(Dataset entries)
● ● ● ●
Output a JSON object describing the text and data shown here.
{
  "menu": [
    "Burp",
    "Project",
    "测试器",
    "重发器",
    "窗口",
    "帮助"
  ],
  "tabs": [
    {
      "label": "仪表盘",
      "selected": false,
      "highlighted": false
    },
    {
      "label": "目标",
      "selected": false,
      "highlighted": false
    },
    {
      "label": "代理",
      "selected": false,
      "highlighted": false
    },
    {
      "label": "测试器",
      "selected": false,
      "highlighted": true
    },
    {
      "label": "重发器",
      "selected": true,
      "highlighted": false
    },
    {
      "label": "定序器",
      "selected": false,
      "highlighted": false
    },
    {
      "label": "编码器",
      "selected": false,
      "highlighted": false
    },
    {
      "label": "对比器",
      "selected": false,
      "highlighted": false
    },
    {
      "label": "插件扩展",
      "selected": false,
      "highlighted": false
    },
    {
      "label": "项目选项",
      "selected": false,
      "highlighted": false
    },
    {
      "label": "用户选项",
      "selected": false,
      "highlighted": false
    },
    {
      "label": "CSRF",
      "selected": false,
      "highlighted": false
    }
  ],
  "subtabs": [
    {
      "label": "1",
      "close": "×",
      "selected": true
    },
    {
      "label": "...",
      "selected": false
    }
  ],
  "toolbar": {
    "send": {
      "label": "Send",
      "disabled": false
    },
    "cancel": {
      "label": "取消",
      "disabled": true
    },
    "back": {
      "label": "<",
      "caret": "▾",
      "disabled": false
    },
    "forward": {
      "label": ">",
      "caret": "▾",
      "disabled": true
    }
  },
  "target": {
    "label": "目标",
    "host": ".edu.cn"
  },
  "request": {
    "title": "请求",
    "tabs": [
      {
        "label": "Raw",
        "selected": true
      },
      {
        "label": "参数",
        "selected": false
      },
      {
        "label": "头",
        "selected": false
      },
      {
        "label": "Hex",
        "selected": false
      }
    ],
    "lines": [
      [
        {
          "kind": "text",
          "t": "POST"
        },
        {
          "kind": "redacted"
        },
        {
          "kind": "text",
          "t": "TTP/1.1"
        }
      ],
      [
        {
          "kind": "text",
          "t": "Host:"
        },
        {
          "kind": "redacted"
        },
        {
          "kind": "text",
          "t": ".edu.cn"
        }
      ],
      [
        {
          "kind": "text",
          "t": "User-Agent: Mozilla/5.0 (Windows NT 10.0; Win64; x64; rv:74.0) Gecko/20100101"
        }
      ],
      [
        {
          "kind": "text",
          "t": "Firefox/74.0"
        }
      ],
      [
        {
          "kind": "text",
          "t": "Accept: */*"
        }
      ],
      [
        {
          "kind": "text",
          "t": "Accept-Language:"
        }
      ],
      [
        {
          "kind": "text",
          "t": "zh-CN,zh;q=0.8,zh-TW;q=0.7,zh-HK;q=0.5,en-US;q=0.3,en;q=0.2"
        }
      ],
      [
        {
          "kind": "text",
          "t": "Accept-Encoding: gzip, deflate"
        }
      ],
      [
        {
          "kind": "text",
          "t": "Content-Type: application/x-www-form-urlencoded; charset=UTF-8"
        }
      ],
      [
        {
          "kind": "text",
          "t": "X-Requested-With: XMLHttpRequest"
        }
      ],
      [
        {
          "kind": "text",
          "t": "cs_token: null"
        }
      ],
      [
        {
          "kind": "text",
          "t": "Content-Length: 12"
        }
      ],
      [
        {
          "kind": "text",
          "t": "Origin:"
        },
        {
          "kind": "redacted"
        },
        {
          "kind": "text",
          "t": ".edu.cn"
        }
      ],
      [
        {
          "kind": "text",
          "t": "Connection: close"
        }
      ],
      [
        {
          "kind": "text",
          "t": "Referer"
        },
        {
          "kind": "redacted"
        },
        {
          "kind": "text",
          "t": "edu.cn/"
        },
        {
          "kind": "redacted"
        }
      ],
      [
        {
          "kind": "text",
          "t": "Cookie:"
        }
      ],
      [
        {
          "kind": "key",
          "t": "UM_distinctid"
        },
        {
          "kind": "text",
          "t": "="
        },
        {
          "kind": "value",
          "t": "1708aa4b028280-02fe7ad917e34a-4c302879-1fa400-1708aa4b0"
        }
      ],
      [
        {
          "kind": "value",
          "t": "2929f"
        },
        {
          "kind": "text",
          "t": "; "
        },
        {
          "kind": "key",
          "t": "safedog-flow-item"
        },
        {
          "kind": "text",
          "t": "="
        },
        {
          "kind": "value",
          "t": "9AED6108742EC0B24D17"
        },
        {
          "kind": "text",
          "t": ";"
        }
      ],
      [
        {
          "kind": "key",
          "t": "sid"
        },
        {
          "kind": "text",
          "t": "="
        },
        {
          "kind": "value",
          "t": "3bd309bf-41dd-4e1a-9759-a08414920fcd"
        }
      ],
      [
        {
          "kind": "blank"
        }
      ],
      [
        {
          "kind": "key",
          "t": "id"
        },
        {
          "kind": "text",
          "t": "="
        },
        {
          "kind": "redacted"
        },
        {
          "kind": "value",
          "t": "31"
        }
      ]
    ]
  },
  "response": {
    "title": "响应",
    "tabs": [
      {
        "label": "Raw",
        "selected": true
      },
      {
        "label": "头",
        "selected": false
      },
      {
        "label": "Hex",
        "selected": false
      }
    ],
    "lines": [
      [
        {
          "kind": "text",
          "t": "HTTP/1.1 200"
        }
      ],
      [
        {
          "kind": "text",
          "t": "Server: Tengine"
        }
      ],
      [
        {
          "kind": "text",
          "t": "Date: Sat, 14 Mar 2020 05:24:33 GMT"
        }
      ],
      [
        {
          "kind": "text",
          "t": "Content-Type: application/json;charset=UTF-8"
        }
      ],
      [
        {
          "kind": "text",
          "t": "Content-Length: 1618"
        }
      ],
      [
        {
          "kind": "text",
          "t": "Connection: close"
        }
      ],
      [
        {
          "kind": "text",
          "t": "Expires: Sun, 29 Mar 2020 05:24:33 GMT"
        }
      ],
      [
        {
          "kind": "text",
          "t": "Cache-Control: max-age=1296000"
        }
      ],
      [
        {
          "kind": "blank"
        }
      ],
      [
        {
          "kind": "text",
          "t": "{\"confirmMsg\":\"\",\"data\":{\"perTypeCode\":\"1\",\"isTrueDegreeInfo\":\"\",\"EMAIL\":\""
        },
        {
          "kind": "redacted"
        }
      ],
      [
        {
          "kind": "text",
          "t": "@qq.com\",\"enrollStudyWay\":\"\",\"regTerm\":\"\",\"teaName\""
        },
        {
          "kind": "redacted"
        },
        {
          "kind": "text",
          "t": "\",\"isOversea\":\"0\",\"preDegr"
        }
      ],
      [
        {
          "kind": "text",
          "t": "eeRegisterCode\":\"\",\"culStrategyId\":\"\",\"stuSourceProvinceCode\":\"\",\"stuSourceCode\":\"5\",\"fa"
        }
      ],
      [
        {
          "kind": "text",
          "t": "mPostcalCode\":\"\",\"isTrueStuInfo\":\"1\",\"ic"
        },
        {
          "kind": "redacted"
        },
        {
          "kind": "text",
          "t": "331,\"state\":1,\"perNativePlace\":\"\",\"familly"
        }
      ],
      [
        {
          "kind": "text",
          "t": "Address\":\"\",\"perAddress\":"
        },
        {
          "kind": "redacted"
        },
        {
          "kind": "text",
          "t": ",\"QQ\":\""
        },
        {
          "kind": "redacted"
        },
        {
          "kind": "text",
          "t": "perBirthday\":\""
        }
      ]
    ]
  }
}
● ● ● ●
Problem to work on: Report back each line of the entries that holds the string "Length".

Complete output:
          "t": "Content-Length: 12"
          "t": "Content-Length: 1618"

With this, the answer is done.